_Exercise details_. Please lay out everything in the material below, from the line containing "feature-term: Quiz — [264, 298, 308, 318]" down to and including the line containing "bullet-icon — [248, 177, 253, 182]", as a numbered list. Leave out any blank lines.
— start of Data supplied —
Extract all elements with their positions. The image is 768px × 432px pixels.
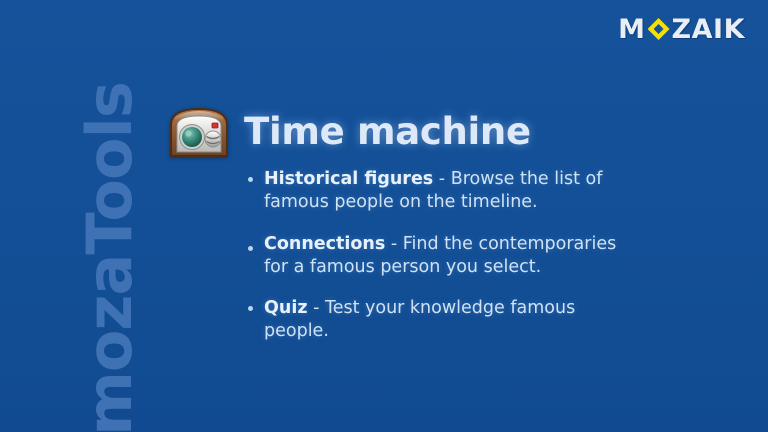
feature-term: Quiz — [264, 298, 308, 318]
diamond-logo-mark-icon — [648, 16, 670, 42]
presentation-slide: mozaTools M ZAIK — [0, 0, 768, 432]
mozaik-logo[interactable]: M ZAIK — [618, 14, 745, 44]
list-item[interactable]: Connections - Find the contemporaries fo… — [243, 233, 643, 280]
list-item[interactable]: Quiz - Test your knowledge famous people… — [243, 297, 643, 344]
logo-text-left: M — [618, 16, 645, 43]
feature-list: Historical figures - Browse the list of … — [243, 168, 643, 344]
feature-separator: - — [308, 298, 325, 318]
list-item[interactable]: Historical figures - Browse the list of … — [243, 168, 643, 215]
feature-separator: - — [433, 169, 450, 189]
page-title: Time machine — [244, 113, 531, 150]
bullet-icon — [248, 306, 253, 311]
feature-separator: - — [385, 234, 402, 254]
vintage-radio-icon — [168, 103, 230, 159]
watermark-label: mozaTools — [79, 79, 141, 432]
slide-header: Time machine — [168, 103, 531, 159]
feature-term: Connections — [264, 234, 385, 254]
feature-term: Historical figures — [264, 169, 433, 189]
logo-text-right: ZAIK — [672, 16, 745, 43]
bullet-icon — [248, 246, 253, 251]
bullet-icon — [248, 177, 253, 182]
— end of Data supplied —
— start of Data supplied —
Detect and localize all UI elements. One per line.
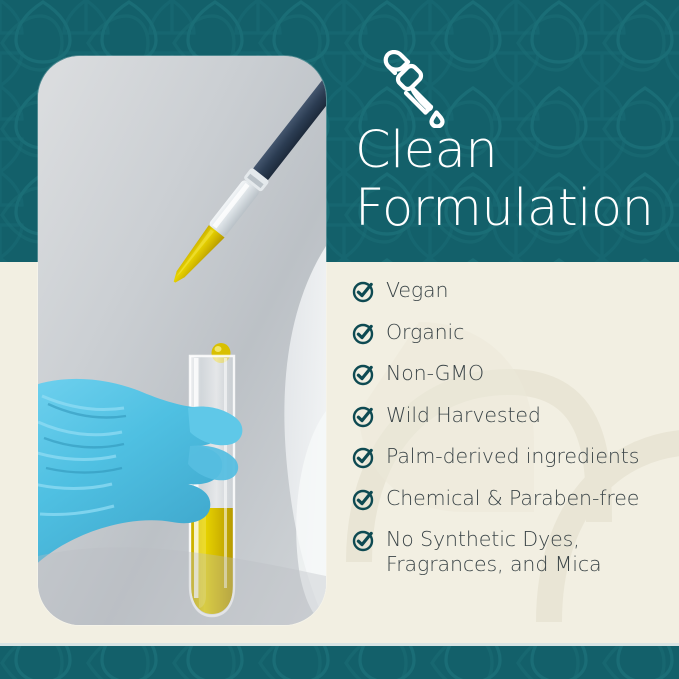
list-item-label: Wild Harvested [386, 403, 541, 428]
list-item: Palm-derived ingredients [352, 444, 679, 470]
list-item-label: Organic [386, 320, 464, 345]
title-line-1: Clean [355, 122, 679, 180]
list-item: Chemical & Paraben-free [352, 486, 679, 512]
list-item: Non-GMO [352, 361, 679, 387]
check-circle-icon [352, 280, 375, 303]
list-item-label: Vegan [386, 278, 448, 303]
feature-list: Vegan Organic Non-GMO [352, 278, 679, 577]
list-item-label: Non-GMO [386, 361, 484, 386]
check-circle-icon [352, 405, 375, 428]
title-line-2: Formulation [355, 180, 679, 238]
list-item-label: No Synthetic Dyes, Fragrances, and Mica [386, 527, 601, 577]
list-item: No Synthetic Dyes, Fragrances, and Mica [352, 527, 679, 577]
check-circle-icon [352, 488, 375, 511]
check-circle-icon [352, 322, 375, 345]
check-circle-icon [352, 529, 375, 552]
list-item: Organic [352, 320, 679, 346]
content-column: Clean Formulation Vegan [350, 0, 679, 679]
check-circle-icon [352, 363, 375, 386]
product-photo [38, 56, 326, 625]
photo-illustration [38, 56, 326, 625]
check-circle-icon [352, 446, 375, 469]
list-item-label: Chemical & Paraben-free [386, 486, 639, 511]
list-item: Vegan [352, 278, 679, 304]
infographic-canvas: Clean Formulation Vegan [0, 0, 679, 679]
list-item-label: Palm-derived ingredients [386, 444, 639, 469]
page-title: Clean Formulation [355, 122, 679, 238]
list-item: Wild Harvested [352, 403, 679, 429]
— end of Data supplied —
_Exercise solution_.
1. feature-term: Quiz — [264, 298, 308, 318]
2. diamond-logo-mark-icon — [648, 16, 670, 42]
3. presentation-slide: mozaTools M ZAIK — [0, 0, 768, 432]
4. mozaik-logo[interactable]: M ZAIK — [618, 14, 745, 44]
5. list-item[interactable]: Connections - Find the contemporaries fo… — [243, 233, 643, 280]
6. list-item[interactable]: Quiz - Test your knowledge famous people… — [243, 297, 643, 344]
7. logo-text-left: M — [618, 16, 645, 43]
8. feature-list: Historical figures - Browse the list of … — [243, 168, 643, 344]
9. feature-separator: - — [308, 298, 325, 318]
10. list-item[interactable]: Historical figures - Browse the list of … — [243, 168, 643, 215]
11. feature-separator: - — [433, 169, 450, 189]
12. page-title: Time machine — [244, 113, 531, 150]
13. bullet-icon — [248, 306, 253, 311]
14. feature-separator: - — [385, 234, 402, 254]
15. vintage-radio-icon — [168, 103, 230, 159]
16. watermark-label: mozaTools — [79, 79, 141, 432]
17. slide-header: Time machine — [168, 103, 531, 159]
18. feature-term: Connections — [264, 234, 385, 254]
19. feature-term: Historical figures — [264, 169, 433, 189]
20. logo-text-right: ZAIK — [672, 16, 745, 43]
21. bullet-icon — [248, 246, 253, 251]
22. bullet-icon — [248, 177, 253, 182]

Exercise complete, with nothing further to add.